From the listing, collect all lines containing the word "JSON".

Records excerpted from a collection
------------------------------------------------------------------------

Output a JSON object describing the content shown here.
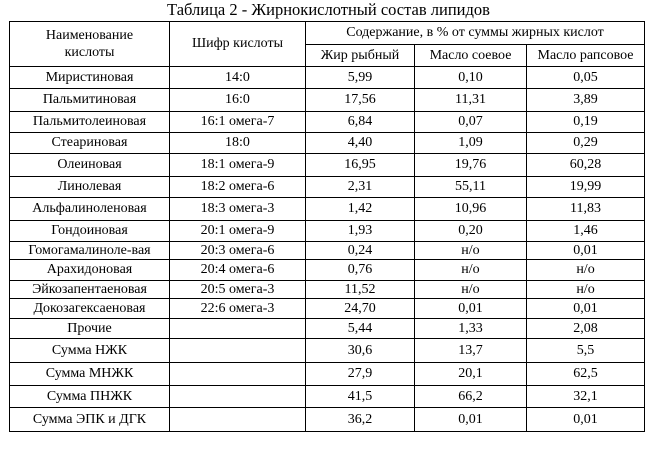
{
  "caption": "Таблица 2 - Жирнокислотный состав липидов",
  "headers": {
    "name_line1": "Наименование",
    "name_line2": "кислоты",
    "code": "Шифр кислоты",
    "content": "Содержание, в % от суммы жирных кислот",
    "fish": "Жир рыбный",
    "soy": "Масло соевое",
    "rapeseed": "Масло рапсовое"
  },
  "rows": [
    {
      "name": "Миристиновая",
      "code": "14:0",
      "fish": "5,99",
      "soy": "0,10",
      "rapeseed": "0,05"
    },
    {
      "name": "Пальмитиновая",
      "code": "16:0",
      "fish": "17,56",
      "soy": "11,31",
      "rapeseed": "3,89"
    },
    {
      "name": "Пальмитолеиновая",
      "code": "16:1 омега-7",
      "fish": "6,84",
      "soy": "0,07",
      "rapeseed": "0,19"
    },
    {
      "name": "Стеариновая",
      "code": "18:0",
      "fish": "4,40",
      "soy": "1,09",
      "rapeseed": "0,29"
    },
    {
      "name": "Олеиновая",
      "code": "18:1 омега-9",
      "fish": "16,95",
      "soy": "19,76",
      "rapeseed": "60,28"
    },
    {
      "name": "Линолевая",
      "code": "18:2 омега-6",
      "fish": "2,31",
      "soy": "55,11",
      "rapeseed": "19,99"
    },
    {
      "name": "Альфалиноленовая",
      "code": "18:3 омега-3",
      "fish": "1,42",
      "soy": "10,96",
      "rapeseed": "11,83"
    },
    {
      "name": "Гондоиновая",
      "code": "20:1 омега-9",
      "fish": "1,93",
      "soy": "0,20",
      "rapeseed": "1,46"
    },
    {
      "name": "Гомогамалиноле-вая",
      "code": "20:3 омега-6",
      "fish": "0,24",
      "soy": "н/о",
      "rapeseed": "0,01"
    },
    {
      "name": "Арахидоновая",
      "code": "20:4 омега-6",
      "fish": "0,76",
      "soy": "н/о",
      "rapeseed": "н/о"
    },
    {
      "name": "Эйкозапентаеновая",
      "code": "20:5 омега-3",
      "fish": "11,52",
      "soy": "н/о",
      "rapeseed": "н/о"
    },
    {
      "name": "Докозагексаеновая",
      "code": "22:6 омега-3",
      "fish": "24,70",
      "soy": "0,01",
      "rapeseed": "0,01"
    },
    {
      "name": "Прочие",
      "code": "",
      "fish": "5,44",
      "soy": "1,33",
      "rapeseed": "2,08"
    },
    {
      "name": "Сумма НЖК",
      "code": "",
      "fish": "30,6",
      "soy": "13,7",
      "rapeseed": "5,5"
    },
    {
      "name": "Сумма МНЖК",
      "code": "",
      "fish": "27,9",
      "soy": "20,1",
      "rapeseed": "62,5"
    },
    {
      "name": "Сумма ПНЖК",
      "code": "",
      "fish": "41,5",
      "soy": "66,2",
      "rapeseed": "32,1"
    },
    {
      "name": "Сумма ЭПК и ДГК",
      "code": "",
      "fish": "36,2",
      "soy": "0,01",
      "rapeseed": "0,01"
    }
  ]
}
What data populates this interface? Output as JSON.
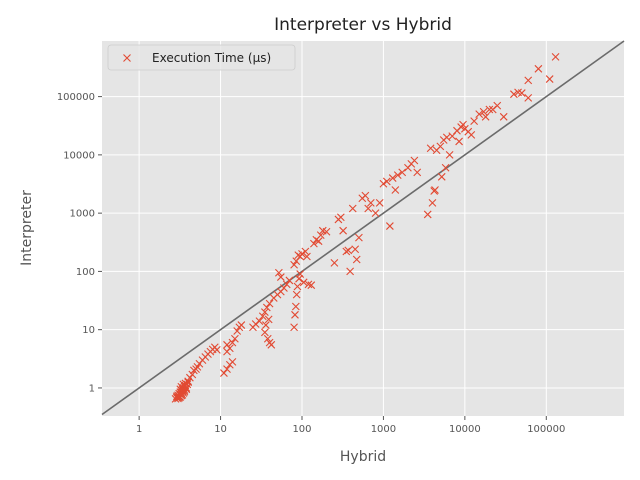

------------------------------------------------------------------------

- **ANSWER IN FULL**
Output a JSON object describing the content shown here.
What data populates this interface? Output as JSON.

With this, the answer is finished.